### WHAT IS BEING ASKED
Each line of the material must be returned exactly.
---------- THE DATA
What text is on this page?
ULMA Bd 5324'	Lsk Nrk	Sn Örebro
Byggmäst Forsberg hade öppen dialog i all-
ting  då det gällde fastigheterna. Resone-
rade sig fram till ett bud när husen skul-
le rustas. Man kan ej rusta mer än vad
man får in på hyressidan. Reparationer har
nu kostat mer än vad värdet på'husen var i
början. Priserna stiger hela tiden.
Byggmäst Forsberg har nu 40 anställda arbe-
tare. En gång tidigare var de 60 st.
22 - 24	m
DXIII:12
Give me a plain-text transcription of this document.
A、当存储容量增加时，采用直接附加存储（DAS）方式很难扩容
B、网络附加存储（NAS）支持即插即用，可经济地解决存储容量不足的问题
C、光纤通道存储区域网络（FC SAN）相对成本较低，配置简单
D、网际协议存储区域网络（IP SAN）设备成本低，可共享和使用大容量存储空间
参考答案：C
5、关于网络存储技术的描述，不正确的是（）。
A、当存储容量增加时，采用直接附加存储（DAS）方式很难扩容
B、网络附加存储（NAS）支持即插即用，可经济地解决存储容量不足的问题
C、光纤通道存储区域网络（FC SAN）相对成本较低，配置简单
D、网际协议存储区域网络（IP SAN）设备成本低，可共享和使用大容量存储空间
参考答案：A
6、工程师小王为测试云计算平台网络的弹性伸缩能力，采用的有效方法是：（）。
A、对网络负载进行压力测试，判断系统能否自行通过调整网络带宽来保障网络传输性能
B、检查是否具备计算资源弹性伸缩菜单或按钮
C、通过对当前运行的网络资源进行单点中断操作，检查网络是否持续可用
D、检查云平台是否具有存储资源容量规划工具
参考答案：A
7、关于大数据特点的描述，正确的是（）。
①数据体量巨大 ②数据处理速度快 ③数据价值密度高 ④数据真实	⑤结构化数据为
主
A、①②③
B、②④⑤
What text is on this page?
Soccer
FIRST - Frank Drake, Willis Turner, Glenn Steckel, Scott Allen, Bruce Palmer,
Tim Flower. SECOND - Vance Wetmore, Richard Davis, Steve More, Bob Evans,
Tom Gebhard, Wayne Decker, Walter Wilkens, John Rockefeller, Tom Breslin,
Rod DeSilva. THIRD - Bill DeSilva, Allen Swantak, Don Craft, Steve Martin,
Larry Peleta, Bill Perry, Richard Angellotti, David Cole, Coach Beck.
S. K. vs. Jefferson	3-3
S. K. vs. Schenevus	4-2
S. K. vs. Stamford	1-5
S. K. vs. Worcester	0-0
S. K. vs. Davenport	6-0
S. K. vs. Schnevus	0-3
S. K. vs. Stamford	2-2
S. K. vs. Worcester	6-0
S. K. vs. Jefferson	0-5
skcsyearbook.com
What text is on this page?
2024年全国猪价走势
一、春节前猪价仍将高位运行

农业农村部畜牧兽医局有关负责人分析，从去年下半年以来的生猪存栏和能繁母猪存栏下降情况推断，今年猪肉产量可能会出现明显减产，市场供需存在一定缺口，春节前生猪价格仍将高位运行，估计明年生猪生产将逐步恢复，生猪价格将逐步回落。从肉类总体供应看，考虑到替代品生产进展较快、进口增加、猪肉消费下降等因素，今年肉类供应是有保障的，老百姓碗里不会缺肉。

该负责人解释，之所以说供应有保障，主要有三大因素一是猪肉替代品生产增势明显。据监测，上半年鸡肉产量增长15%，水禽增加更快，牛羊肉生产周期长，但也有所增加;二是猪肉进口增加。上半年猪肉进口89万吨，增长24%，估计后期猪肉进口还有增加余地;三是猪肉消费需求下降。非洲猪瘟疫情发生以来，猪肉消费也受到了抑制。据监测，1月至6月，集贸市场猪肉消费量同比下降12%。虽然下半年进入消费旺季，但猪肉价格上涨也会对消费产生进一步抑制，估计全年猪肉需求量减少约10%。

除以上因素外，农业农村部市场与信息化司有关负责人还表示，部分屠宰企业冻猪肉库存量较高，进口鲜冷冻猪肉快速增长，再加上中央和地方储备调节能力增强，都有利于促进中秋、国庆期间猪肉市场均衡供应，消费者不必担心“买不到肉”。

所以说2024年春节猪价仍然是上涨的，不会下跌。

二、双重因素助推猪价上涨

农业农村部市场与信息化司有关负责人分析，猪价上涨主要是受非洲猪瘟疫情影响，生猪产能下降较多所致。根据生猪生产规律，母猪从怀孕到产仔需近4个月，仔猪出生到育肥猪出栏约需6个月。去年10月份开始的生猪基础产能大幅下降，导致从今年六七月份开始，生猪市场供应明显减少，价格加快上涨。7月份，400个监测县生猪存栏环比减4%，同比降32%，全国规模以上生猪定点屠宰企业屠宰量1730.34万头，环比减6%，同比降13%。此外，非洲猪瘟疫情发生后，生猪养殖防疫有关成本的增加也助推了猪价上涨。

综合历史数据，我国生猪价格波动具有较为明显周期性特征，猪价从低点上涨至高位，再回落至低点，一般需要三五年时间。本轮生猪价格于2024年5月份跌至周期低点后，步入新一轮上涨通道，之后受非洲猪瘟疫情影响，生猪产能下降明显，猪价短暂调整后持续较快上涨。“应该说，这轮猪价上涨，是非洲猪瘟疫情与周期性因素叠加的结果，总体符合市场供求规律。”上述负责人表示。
--------------------
### RESULT OF THIS TASK
What text is on this page?
ULMA Bd 5324'	Lsk Nrk	Sn Örebro
Byggmäst Forsberg hade öppen dialog i all-
ting  då det gällde fastigheterna. Resone-
rade sig fram till ett bud när husen skul-
le rustas. Man kan ej rusta mer än vad
man får in på hyressidan. Reparationer har
nu kostat mer än vad värdet på'husen var i
början. Priserna stiger hela tiden.
Byggmäst Forsberg har nu 40 anställda arbe-
tare. En gång tidigare var de 60 st.
22 - 24	m
DXIII:12
Give me a plain-text transcription of this document.
A、当存储容量增加时，采用直接附加存储（DAS）方式很难扩容
B、网络附加存储（NAS）支持即插即用，可经济地解决存储容量不足的问题
C、光纤通道存储区域网络（FC SAN）相对成本较低，配置简单
D、网际协议存储区域网络（IP SAN）设备成本低，可共享和使用大容量存储空间
参考答案：C
5、关于网络存储技术的描述，不正确的是（）。
A、当存储容量增加时，采用直接附加存储（DAS）方式很难扩容
B、网络附加存储（NAS）支持即插即用，可经济地解决存储容量不足的问题
C、光纤通道存储区域网络（FC SAN）相对成本较低，配置简单
D、网际协议存储区域网络（IP SAN）设备成本低，可共享和使用大容量存储空间
参考答案：A
6、工程师小王为测试云计算平台网络的弹性伸缩能力，采用的有效方法是：（）。
A、对网络负载进行压力测试，判断系统能否自行通过调整网络带宽来保障网络传输性能
B、检查是否具备计算资源弹性伸缩菜单或按钮
C、通过对当前运行的网络资源进行单点中断操作，检查网络是否持续可用
D、检查云平台是否具有存储资源容量规划工具
参考答案：A
7、关于大数据特点的描述，正确的是（）。
①数据体量巨大 ②数据处理速度快 ③数据价值密度高 ④数据真实	⑤结构化数据为
主
A、①②③
B、②④⑤
What text is on this page?
Soccer
FIRST - Frank Drake, Willis Turner, Glenn Steckel, Scott Allen, Bruce Palmer,
Tim Flower. SECOND - Vance Wetmore, Richard Davis, Steve More, Bob Evans,
Tom Gebhard, Wayne Decker, Walter Wilkens, John Rockefeller, Tom Breslin,
Rod DeSilva. THIRD - Bill DeSilva, Allen Swantak, Don Craft, Steve Martin,
Larry Peleta, Bill Perry, Richard Angellotti, David Cole, Coach Beck.
S. K. vs. Jefferson	3-3
S. K. vs. Schenevus	4-2
S. K. vs. Stamford	1-5
S. K. vs. Worcester	0-0
S. K. vs. Davenport	6-0
S. K. vs. Schnevus	0-3
S. K. vs. Stamford	2-2
S. K. vs. Worcester	6-0
S. K. vs. Jefferson	0-5
skcsyearbook.com
What text is on this page?
2024年全国猪价走势
一、春节前猪价仍将高位运行

农业农村部畜牧兽医局有关负责人分析，从去年下半年以来的生猪存栏和能繁母猪存栏下降情况推断，今年猪肉产量可能会出现明显减产，市场供需存在一定缺口，春节前生猪价格仍将高位运行，估计明年生猪生产将逐步恢复，生猪价格将逐步回落。从肉类总体供应看，考虑到替代品生产进展较快、进口增加、猪肉消费下降等因素，今年肉类供应是有保障的，老百姓碗里不会缺肉。

该负责人解释，之所以说供应有保障，主要有三大因素一是猪肉替代品生产增势明显。据监测，上半年鸡肉产量增长15%，水禽增加更快，牛羊肉生产周期长，但也有所增加;二是猪肉进口增加。上半年猪肉进口89万吨，增长24%，估计后期猪肉进口还有增加余地;三是猪肉消费需求下降。非洲猪瘟疫情发生以来，猪肉消费也受到了抑制。据监测，1月至6月，集贸市场猪肉消费量同比下降12%。虽然下半年进入消费旺季，但猪肉价格上涨也会对消费产生进一步抑制，估计全年猪肉需求量减少约10%。

除以上因素外，农业农村部市场与信息化司有关负责人还表示，部分屠宰企业冻猪肉库存量较高，进口鲜冷冻猪肉快速增长，再加上中央和地方储备调节能力增强，都有利于促进中秋、国庆期间猪肉市场均衡供应，消费者不必担心“买不到肉”。

所以说2024年春节猪价仍然是上涨的，不会下跌。

二、双重因素助推猪价上涨

农业农村部市场与信息化司有关负责人分析，猪价上涨主要是受非洲猪瘟疫情影响，生猪产能下降较多所致。根据生猪生产规律，母猪从怀孕到产仔需近4个月，仔猪出生到育肥猪出栏约需6个月。去年10月份开始的生猪基础产能大幅下降，导致从今年六七月份开始，生猪市场供应明显减少，价格加快上涨。7月份，400个监测县生猪存栏环比减4%，同比降32%，全国规模以上生猪定点屠宰企业屠宰量1730.34万头，环比减6%，同比降13%。此外，非洲猪瘟疫情发生后，生猪养殖防疫有关成本的增加也助推了猪价上涨。

综合历史数据，我国生猪价格波动具有较为明显周期性特征，猪价从低点上涨至高位，再回落至低点，一般需要三五年时间。本轮生猪价格于2024年5月份跌至周期低点后，步入新一轮上涨通道，之后受非洲猪瘟疫情影响，生猪产能下降明显，猪价短暂调整后持续较快上涨。“应该说，这轮猪价上涨，是非洲猪瘟疫情与周期性因素叠加的结果，总体符合市场供求规律。”上述负责人表示。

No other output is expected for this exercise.